▸ **What to work on**
Line count for "Sympathetic": say how many lines of the data contain it, with no other text.

▸ **Data section**
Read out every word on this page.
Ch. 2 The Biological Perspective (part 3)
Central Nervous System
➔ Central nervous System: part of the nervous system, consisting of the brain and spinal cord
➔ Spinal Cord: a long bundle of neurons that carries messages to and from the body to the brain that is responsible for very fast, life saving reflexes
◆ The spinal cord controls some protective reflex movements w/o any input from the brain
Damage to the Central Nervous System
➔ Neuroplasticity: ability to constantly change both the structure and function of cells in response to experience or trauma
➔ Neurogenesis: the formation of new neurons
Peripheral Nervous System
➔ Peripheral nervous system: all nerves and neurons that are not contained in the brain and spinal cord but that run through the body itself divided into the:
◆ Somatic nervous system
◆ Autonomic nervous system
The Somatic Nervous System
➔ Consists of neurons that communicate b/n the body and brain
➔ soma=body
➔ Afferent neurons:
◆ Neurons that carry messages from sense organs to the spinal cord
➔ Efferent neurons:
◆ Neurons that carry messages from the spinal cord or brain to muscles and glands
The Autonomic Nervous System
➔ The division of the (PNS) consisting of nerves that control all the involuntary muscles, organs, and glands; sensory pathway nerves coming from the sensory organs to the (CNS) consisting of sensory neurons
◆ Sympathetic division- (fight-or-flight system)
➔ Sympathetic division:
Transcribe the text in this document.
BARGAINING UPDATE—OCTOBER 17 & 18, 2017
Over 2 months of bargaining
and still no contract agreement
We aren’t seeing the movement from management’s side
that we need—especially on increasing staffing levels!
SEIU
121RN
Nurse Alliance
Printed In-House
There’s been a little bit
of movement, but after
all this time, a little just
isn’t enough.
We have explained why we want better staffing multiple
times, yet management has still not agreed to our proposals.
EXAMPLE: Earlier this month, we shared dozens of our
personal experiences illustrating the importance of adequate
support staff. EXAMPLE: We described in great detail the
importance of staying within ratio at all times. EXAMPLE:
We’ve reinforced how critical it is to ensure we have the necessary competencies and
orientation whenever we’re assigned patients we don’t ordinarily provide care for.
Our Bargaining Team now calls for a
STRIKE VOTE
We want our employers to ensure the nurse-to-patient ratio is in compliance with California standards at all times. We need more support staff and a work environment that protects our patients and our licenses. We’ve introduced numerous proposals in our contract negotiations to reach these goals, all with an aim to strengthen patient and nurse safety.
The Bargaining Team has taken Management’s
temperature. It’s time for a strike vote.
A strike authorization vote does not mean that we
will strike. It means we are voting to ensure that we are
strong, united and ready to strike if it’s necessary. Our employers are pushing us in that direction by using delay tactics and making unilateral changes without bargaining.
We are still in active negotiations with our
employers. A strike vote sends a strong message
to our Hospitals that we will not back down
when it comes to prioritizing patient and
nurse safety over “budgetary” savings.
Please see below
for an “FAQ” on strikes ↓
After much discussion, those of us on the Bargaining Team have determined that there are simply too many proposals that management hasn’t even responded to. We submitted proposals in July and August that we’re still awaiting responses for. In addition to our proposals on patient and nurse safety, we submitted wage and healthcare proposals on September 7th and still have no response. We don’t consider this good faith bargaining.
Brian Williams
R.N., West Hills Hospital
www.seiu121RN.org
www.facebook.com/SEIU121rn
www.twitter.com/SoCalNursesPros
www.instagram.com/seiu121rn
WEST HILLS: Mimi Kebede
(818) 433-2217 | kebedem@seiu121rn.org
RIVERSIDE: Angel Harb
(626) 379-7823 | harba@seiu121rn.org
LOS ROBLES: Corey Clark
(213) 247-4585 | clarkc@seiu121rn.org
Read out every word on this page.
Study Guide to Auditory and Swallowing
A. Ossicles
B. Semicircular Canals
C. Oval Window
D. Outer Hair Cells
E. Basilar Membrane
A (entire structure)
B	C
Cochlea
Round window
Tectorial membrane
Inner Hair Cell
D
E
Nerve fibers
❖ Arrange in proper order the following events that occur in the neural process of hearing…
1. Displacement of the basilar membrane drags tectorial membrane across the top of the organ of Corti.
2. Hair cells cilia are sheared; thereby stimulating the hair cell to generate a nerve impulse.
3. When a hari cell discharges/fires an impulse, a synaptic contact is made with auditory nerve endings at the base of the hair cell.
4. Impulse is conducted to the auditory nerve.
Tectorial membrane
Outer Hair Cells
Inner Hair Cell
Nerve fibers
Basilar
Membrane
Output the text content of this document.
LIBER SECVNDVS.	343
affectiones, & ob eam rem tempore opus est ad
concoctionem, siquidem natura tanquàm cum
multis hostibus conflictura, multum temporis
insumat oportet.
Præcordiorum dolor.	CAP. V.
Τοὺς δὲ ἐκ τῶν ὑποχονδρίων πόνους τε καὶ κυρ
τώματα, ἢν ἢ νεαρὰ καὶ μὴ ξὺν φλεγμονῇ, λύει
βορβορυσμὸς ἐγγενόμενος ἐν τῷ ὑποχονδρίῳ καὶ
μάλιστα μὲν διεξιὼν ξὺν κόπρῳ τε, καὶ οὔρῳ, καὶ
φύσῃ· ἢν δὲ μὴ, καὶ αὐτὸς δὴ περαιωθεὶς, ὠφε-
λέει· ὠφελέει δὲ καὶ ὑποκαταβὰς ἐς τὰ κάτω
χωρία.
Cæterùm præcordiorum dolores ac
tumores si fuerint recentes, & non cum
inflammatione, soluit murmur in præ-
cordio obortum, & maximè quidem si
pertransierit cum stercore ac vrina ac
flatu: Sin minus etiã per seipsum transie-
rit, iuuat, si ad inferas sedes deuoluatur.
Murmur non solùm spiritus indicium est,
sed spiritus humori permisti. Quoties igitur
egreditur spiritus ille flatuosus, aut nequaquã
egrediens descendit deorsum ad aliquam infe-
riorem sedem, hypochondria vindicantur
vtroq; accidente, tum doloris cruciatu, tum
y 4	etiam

▸ **Response for this exercise**
2